Input rows –

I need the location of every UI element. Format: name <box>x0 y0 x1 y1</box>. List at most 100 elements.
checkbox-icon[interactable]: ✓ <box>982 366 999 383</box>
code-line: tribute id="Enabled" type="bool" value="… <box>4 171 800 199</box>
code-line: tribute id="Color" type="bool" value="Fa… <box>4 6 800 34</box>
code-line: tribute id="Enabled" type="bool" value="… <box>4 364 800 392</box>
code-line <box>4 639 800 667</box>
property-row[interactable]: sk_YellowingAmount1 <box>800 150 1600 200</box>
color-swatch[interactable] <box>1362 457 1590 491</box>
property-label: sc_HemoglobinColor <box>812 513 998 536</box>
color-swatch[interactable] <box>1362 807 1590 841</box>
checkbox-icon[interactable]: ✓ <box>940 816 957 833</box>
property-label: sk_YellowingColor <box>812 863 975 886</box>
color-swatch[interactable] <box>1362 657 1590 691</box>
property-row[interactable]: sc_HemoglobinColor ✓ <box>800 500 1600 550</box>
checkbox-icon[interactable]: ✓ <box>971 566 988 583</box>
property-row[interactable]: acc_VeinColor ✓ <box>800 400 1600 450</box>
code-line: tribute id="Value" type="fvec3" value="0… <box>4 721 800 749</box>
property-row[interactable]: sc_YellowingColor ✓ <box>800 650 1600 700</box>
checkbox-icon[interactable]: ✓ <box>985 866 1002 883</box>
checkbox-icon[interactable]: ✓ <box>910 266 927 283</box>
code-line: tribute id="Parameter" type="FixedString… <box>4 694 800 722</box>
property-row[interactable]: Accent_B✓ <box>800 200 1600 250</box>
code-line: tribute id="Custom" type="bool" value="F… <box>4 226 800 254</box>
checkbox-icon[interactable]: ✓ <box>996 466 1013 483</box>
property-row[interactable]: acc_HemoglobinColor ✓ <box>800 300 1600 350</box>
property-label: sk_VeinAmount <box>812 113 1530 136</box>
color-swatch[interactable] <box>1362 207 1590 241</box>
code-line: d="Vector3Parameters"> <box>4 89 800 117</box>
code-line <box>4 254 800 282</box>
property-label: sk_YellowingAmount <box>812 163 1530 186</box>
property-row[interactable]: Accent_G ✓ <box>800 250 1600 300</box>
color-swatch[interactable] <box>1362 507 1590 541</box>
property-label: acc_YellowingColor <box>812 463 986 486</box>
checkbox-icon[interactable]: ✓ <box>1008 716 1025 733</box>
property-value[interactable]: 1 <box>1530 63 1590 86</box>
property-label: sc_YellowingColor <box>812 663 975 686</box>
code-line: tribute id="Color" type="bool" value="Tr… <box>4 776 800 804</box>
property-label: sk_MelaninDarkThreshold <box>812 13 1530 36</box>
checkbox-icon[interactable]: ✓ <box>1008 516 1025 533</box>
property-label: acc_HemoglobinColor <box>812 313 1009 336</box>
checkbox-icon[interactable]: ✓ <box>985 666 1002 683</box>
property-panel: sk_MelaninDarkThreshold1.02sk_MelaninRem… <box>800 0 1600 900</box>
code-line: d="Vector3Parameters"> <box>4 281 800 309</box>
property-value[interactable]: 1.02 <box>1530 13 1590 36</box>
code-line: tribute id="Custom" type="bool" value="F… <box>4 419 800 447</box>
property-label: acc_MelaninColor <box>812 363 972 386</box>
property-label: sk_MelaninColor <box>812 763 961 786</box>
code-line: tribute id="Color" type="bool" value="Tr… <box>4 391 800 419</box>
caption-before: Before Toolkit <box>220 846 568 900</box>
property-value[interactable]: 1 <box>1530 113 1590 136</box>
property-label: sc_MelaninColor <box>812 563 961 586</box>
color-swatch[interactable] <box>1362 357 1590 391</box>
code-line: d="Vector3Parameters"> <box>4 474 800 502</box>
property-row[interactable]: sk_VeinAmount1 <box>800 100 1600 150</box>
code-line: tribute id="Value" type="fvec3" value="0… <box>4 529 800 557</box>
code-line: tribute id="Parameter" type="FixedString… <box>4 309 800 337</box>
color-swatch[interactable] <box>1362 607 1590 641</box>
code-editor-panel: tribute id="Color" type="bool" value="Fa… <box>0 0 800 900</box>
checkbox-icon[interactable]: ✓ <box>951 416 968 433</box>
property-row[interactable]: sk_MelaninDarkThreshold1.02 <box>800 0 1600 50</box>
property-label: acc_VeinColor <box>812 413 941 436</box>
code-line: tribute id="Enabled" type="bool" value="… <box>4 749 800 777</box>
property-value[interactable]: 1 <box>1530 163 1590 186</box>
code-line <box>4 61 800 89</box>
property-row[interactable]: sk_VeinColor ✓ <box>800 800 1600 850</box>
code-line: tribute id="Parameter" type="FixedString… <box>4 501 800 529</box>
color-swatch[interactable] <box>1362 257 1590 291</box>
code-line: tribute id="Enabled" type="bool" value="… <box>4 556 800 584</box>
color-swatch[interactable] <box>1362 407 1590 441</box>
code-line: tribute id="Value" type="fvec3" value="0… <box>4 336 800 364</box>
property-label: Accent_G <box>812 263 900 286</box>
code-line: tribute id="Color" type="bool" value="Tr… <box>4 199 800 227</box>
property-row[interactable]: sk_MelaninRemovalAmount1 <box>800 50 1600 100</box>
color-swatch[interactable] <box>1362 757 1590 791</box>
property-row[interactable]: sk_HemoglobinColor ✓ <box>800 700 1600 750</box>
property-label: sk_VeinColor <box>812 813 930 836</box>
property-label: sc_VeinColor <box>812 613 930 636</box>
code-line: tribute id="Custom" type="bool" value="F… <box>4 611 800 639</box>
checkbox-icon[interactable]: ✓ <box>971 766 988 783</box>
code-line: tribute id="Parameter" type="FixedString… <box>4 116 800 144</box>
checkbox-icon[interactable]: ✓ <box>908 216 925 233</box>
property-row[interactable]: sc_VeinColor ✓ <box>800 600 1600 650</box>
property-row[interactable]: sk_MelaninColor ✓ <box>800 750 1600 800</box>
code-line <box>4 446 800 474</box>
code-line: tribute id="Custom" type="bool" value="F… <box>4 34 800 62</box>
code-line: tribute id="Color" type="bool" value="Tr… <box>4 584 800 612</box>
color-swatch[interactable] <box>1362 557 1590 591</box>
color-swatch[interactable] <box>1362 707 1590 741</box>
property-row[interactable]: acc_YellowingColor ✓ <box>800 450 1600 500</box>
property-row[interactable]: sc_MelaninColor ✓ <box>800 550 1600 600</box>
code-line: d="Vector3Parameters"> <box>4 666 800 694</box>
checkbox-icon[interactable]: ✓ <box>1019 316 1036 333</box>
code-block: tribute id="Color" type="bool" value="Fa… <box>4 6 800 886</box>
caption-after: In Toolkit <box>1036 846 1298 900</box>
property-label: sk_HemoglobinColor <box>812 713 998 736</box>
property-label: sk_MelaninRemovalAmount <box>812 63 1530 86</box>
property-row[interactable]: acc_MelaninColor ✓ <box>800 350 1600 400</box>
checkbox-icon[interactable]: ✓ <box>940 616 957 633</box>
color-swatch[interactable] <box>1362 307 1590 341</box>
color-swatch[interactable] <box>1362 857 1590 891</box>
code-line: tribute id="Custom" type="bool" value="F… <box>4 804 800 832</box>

...

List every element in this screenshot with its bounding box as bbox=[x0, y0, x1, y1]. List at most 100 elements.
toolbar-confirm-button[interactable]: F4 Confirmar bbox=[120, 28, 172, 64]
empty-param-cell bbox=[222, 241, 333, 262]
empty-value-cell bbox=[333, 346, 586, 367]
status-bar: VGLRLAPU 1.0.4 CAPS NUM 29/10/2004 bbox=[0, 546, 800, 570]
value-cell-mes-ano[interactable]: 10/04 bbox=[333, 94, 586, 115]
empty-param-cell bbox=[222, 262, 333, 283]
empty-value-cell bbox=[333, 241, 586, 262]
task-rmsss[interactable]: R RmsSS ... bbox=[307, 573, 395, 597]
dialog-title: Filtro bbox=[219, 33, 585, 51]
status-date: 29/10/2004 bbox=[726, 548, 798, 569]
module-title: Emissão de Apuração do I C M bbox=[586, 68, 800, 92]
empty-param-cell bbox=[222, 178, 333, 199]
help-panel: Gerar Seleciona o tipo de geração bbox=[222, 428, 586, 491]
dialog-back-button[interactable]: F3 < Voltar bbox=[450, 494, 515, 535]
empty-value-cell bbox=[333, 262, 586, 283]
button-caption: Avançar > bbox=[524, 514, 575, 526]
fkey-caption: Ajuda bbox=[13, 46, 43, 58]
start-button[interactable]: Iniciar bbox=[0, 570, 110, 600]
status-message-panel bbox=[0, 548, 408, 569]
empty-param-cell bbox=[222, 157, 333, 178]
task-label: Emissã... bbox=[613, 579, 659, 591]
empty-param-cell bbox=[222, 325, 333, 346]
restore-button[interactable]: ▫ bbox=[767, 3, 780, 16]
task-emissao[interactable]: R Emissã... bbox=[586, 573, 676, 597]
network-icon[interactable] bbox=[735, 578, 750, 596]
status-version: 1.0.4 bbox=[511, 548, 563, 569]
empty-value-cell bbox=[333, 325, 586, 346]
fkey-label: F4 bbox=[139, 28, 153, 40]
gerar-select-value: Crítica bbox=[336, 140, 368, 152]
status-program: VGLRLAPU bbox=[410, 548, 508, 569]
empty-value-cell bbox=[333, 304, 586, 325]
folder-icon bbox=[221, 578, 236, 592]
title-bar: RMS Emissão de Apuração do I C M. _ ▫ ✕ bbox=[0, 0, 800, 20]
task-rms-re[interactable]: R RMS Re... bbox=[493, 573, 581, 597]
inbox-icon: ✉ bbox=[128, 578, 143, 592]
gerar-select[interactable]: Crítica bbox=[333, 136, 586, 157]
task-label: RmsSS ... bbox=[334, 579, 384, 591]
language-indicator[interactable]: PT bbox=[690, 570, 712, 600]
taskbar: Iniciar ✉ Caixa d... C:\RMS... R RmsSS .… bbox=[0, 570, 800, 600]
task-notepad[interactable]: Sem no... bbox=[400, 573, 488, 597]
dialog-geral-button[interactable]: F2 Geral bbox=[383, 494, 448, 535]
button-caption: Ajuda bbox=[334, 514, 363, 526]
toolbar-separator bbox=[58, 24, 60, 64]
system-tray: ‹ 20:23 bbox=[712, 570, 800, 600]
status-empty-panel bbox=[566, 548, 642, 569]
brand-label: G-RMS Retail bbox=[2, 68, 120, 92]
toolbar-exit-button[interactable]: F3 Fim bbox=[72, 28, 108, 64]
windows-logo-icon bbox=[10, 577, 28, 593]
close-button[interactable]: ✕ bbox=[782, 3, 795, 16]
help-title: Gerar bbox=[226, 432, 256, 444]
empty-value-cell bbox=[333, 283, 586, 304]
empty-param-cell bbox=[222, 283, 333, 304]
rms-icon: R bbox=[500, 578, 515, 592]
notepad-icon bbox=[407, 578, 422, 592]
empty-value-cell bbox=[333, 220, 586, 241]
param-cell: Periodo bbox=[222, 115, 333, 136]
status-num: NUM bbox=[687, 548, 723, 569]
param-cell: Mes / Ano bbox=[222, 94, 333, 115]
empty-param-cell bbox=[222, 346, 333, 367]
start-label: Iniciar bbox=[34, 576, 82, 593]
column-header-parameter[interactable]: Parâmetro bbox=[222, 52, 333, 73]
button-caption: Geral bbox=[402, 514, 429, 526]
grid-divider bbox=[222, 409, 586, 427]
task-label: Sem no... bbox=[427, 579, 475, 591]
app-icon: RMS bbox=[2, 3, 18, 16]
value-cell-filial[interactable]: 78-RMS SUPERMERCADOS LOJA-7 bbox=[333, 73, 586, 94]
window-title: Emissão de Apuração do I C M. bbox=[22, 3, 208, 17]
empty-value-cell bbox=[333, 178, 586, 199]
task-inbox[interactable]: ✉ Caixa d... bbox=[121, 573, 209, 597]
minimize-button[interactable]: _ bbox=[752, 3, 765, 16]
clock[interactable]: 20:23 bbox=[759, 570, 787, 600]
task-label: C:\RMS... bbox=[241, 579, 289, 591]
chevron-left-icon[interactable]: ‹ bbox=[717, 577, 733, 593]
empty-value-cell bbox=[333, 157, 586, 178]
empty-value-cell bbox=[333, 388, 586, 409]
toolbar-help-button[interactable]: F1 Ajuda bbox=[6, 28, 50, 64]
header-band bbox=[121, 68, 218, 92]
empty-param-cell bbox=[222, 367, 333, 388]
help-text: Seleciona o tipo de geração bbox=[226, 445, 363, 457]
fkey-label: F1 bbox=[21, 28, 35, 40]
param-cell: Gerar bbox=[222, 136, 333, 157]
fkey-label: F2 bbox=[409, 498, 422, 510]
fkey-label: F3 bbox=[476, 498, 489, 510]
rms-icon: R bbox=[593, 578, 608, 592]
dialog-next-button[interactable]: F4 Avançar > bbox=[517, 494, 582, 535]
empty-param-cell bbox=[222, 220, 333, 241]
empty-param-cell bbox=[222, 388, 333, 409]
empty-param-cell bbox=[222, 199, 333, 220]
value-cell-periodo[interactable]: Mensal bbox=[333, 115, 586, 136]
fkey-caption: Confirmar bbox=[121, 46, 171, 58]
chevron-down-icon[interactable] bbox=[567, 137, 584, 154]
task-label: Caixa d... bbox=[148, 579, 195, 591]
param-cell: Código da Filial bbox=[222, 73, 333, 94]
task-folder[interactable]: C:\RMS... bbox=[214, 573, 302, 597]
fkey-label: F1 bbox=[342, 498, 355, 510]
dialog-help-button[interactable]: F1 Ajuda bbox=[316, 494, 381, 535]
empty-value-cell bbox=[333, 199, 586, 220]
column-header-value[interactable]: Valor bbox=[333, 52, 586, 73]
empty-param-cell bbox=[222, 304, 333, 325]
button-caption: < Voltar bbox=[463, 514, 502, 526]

Exercise requirements –
Quote the data verbatim, starting at the line that contains "I need the location" and ending at the line that contains "721 800 749</box>", with both of those lines included.

Full answer –
I need the location of every UI element. Format: name <box>x0 y0 x1 y1</box>. List at most 100 elements.
checkbox-icon[interactable]: ✓ <box>982 366 999 383</box>
code-line: tribute id="Enabled" type="bool" value="… <box>4 171 800 199</box>
code-line: tribute id="Color" type="bool" value="Fa… <box>4 6 800 34</box>
code-line: tribute id="Enabled" type="bool" value="… <box>4 364 800 392</box>
code-line <box>4 639 800 667</box>
property-row[interactable]: sk_YellowingAmount1 <box>800 150 1600 200</box>
color-swatch[interactable] <box>1362 457 1590 491</box>
property-label: sc_HemoglobinColor <box>812 513 998 536</box>
color-swatch[interactable] <box>1362 807 1590 841</box>
checkbox-icon[interactable]: ✓ <box>940 816 957 833</box>
property-label: sk_YellowingColor <box>812 863 975 886</box>
color-swatch[interactable] <box>1362 657 1590 691</box>
property-row[interactable]: sc_HemoglobinColor ✓ <box>800 500 1600 550</box>
checkbox-icon[interactable]: ✓ <box>971 566 988 583</box>
property-row[interactable]: acc_VeinColor ✓ <box>800 400 1600 450</box>
code-line: tribute id="Value" type="fvec3" value="0… <box>4 721 800 749</box>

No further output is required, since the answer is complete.